STATED TASK:
Copy all of the records below verbatim.
►
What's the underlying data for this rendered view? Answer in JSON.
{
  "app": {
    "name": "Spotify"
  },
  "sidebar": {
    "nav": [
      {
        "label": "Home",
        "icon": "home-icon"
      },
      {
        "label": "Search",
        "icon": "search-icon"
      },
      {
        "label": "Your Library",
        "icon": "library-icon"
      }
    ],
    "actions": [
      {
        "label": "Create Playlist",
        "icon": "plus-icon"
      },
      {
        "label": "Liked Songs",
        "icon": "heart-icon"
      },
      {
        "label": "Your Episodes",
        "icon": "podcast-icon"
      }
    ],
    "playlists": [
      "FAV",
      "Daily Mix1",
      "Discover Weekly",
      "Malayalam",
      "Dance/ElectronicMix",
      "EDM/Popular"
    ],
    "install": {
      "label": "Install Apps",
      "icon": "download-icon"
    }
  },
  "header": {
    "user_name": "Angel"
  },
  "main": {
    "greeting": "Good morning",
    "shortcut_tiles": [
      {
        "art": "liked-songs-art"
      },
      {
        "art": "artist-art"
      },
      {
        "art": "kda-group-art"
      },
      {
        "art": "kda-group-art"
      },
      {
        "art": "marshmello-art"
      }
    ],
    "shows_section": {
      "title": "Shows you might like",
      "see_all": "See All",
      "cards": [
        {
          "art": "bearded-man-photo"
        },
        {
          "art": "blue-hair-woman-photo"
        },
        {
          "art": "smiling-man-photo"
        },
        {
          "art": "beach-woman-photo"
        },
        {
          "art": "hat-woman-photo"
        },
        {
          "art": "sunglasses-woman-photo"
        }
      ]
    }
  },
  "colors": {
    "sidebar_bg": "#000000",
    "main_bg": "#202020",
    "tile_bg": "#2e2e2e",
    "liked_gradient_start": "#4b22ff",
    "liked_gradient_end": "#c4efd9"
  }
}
◄
PROBLEM SOLUTION:
What's the underlying data for this rendered view? Answer in JSON.
{
  "app": {
    "name": "Spotify"
  },
  "sidebar": {
    "nav": [
      {
        "label": "Home",
        "icon": "home-icon"
      },
      {
        "label": "Search",
        "icon": "search-icon"
      },
      {
        "label": "Your Library",
        "icon": "library-icon"
      }
    ],
    "actions": [
      {
        "label": "Create Playlist",
        "icon": "plus-icon"
      },
      {
        "label": "Liked Songs",
        "icon": "heart-icon"
      },
      {
        "label": "Your Episodes",
        "icon": "podcast-icon"
      }
    ],
    "playlists": [
      "FAV",
      "Daily Mix1",
      "Discover Weekly",
      "Malayalam",
      "Dance/ElectronicMix",
      "EDM/Popular"
    ],
    "install": {
      "label": "Install Apps",
      "icon": "download-icon"
    }
  },
  "header": {
    "user_name": "Angel"
  },
  "main": {
    "greeting": "Good morning",
    "shortcut_tiles": [
      {
        "art": "liked-songs-art"
      },
      {
        "art": "artist-art"
      },
      {
        "art": "kda-group-art"
      },
      {
        "art": "kda-group-art"
      },
      {
        "art": "marshmello-art"
      }
    ],
    "shows_section": {
      "title": "Shows you might like",
      "see_all": "See All",
      "cards": [
        {
          "art": "bearded-man-photo"
        },
        {
          "art": "blue-hair-woman-photo"
        },
        {
          "art": "smiling-man-photo"
        },
        {
          "art": "beach-woman-photo"
        },
        {
          "art": "hat-woman-photo"
        },
        {
          "art": "sunglasses-woman-photo"
        }
      ]
    }
  },
  "colors": {
    "sidebar_bg": "#000000",
    "main_bg": "#202020",
    "tile_bg": "#2e2e2e",
    "liked_gradient_start": "#4b22ff",
    "liked_gradient_end": "#c4efd9"
  }
}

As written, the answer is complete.